**EXERCICES ÉCRITS:**
**a)** Recopiez l'extrait du document sans rien y changer, de « Pour un mouvement » jusqu'à « vers le but. ».
**b)** D'après l'extrait du document, pourquoi l'attention internationale est-elle de la plus haute importance pour un mouvement national ? Répondez en une à trois phrases.
**c)** Répondez à ces questions à partir de l'extrait du document :
(i) Qui a placé la demande de la liberté palestinienne sur la table internationale ?
(ii) Pendant combien de temps la Palestine a-t-elle été au centre de l'attention internationale ?
(iii) Quelle question l'extrait prête-t-il aux cyniques ?

**EXTRAIT DU DOCUMENT:**
----
Abbas a placé la demande de la liberté palestinienne carrément sur la table internationale. Pendant plus d’une semaine, la Palestine a été au centre de l’attention internationale. Des vingtaines d’hommes et de femmes d’tat, y compris le dirigeant de l’unique superpuissance mondiale, ont été très occupés par la Palestine.

Pour un mouvement national, cela est de la plus haute importance. Des cyniques peuvent demander : “Alors, quel profit en ont-ils retiré ?” Mais les cyniques sont des ânes. Un mouvement de libération tire profit du fait même que le monde y porte de l’attention, que les médias s’emparent du problème, que les gens de conscience du monde entier sont sensibilisés. Cela renforce le moral chez soi et porte le combat un pas de plus vers le but.
----
**LISTE DES ENREGISTREMENTS:**
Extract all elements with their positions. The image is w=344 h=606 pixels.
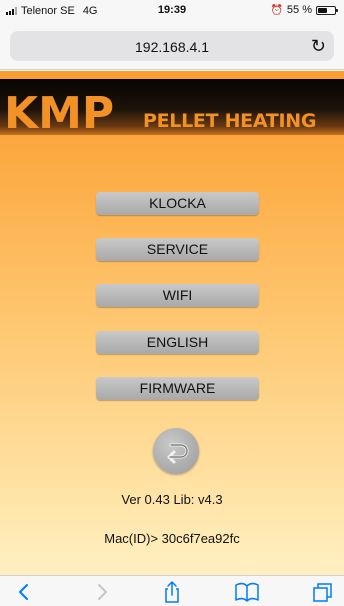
version-info: Ver 0.43 Lib: v4.3 — [121, 492, 223, 507]
bookmarks-icon[interactable] — [234, 581, 260, 603]
reload-icon[interactable]: ↻ — [311, 35, 326, 57]
share-icon[interactable] — [159, 581, 185, 603]
back-chevron-icon[interactable] — [12, 581, 38, 603]
company-logo: KMP PELLET HEATING AB — [0, 79, 344, 135]
back-return-button[interactable] — [153, 428, 199, 474]
logo-company-name: PELLET HEATING AB — [143, 110, 317, 132]
status-bar: Telenor SE 4G 19:39 ⏰ 55 % — [0, 0, 344, 22]
firmware-button[interactable]: FIRMWARE — [96, 377, 259, 400]
browser-toolbar — [0, 575, 344, 606]
english-button[interactable]: ENGLISH — [96, 331, 259, 354]
logo-brand: KMP — [4, 88, 115, 136]
alarm-icon: ⏰ — [270, 4, 283, 16]
status-right: ⏰ 55 % — [270, 4, 338, 16]
url-text[interactable]: 192.168.4.1 — [10, 39, 334, 55]
tabs-icon[interactable] — [310, 581, 336, 603]
service-button[interactable]: SERVICE — [96, 238, 259, 261]
back-return-icon — [167, 443, 189, 464]
mac-id-info: Mac(ID)> 30c6f7ea92fc — [104, 531, 240, 546]
forward-chevron-icon[interactable] — [88, 581, 114, 603]
wifi-button[interactable]: WIFI — [96, 284, 259, 307]
web-page: KMP PELLET HEATING AB KLOCKA SERVICE WIF… — [0, 71, 344, 575]
browser-address-area: 192.168.4.1 ↻ — [0, 22, 344, 70]
battery-icon — [316, 5, 338, 15]
klocka-button[interactable]: KLOCKA — [96, 192, 259, 215]
battery-percent: 55 % — [286, 4, 312, 16]
address-bar[interactable]: 192.168.4.1 ↻ — [10, 31, 334, 61]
----
**CORRIGÉ DES EXERCICES:**
**a)**
Pour un mouvement national, cela est de la plus haute importance. Des cyniques peuvent demander : “Alors, quel profit en ont-ils retiré ?” Mais les cyniques sont des ânes. Un mouvement de libération tire profit du fait même que le monde y porte de l’attention, que les médias s’emparent du problème, que les gens de conscience du monde entier sont sensibilisés. Cela renforce le moral chez soi et porte le combat un pas de plus vers le but.

**b)** Un mouvement de libération tire profit du simple fait que le monde lui porte de l'attention, que les médias s'emparent du problème et que les gens de conscience du monde entier sont sensibilisés. Cela renforce le moral chez soi et rapproche le combat de son but.

**c)**
(i) Abbas.
(ii) Pendant plus d'une semaine.
(iii) « Alors, quel profit en ont-ils retiré ? »